■ **PROBLEM STATEMENT**:
Pull out each row that contains the string "Plant" and copy it in full.

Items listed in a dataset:
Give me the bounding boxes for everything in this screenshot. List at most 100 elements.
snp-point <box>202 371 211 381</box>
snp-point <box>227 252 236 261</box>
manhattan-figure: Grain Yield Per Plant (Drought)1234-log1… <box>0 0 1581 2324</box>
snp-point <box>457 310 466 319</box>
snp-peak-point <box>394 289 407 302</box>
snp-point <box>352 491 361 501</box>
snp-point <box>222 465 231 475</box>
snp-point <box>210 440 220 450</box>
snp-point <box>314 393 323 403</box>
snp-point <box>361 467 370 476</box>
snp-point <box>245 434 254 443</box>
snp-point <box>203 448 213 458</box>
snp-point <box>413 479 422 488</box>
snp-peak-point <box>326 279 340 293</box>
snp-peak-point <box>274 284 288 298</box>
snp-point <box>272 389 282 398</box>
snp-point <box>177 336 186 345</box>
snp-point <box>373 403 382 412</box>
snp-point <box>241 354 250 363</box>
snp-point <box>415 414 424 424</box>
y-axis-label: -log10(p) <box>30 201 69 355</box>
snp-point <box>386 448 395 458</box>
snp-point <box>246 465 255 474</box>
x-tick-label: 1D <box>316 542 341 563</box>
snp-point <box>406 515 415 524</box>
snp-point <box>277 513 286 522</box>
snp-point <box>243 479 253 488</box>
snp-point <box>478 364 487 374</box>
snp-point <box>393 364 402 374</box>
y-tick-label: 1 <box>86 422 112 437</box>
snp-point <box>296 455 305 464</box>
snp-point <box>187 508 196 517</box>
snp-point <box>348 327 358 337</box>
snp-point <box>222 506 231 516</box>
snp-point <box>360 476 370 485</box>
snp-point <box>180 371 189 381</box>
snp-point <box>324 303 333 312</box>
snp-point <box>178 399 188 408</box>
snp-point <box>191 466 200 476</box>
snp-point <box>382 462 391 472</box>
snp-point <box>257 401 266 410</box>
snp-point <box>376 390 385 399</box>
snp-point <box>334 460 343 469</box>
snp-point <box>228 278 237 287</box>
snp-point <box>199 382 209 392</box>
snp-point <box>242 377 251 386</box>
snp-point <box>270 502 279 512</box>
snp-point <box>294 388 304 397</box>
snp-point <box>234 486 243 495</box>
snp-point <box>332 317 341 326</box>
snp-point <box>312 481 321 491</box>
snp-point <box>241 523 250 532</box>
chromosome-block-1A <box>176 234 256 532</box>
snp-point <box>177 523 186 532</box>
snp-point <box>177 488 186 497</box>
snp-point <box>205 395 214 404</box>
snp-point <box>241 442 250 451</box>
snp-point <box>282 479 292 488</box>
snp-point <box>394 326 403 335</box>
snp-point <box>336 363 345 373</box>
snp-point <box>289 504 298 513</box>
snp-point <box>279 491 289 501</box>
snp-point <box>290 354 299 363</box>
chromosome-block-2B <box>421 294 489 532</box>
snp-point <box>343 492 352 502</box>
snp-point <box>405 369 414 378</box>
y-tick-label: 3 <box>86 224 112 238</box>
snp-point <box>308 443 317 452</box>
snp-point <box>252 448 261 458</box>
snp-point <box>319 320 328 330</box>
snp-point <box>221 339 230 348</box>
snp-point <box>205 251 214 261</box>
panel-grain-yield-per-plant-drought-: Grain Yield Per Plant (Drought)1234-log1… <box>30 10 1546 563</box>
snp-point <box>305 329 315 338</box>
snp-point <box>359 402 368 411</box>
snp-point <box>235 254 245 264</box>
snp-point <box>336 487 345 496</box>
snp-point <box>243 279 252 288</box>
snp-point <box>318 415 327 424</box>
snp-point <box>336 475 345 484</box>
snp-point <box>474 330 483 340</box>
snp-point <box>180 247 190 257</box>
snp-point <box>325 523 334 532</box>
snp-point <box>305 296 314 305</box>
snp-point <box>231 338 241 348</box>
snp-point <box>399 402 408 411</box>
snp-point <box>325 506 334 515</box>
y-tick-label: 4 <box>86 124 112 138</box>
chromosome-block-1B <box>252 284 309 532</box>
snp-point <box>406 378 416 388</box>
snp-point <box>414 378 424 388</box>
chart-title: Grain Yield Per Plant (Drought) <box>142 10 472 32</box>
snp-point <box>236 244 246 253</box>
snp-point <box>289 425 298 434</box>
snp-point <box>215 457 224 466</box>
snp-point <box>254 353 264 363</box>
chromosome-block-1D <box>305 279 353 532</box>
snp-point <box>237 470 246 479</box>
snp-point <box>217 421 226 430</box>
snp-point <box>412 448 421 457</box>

■ **EXERCISE SOLUTION**:
manhattan-figure: Grain Yield Per Plant (Drought)1234-log1… <box>0 0 1581 2324</box>
panel-grain-yield-per-plant-drought-: Grain Yield Per Plant (Drought)1234-log1… <box>30 10 1546 563</box>
chart-title: Grain Yield Per Plant (Drought) <box>142 10 472 32</box>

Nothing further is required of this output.